Dataset entries:
----------------------------------------
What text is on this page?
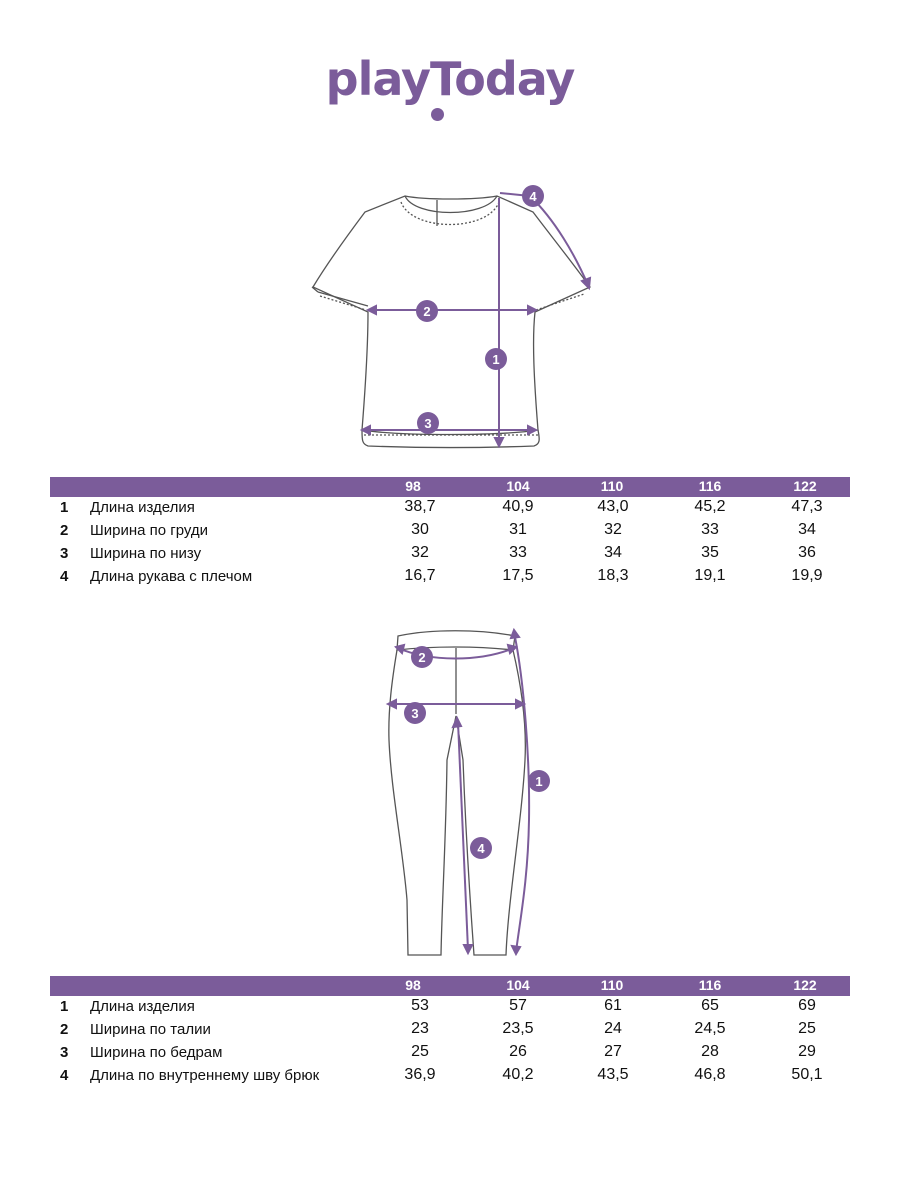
playToday
1
2
3
4
98	104	110	116	122
1 Длина изделия	38,7	40,9	43,0	45,2	47,3
2 Ширина по груди	30	31	32	33	34
3 Ширина по низу	32	33	34	35	36
4 Длина рукава с плечом	16,7	17,5	18,3	19,1	19,9
1
2
3
4
98	104	110	116	122
1 Длина изделия	53	57	61	65	69
2 Ширина по талии	23	23,5	24	24,5	25
3 Ширина по бедрам	25	26	27	28	29
4 Длина по внутреннему шву брюк	36,9	40,2	43,5	46,8	50,1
----------------------------------------
EXERCISE OBJECTIVE:
Print each record exactly as it stands, leaving the images out.

ANSWER TO THIS PROBLEM:
What text is on this page?
playToday
1
2
3
4
98	104	110	116	122
1 Длина изделия	38,7	40,9	43,0	45,2	47,3
2 Ширина по груди	30	31	32	33	34
3 Ширина по низу	32	33	34	35	36
4 Длина рукава с плечом	16,7	17,5	18,3	19,1	19,9
1
2
3
4
98	104	110	116	122
1 Длина изделия	53	57	61	65	69
2 Ширина по талии	23	23,5	24	24,5	25
3 Ширина по бедрам	25	26	27	28	29
4 Длина по внутреннему шву брюк	36,9	40,2	43,5	46,8	50,1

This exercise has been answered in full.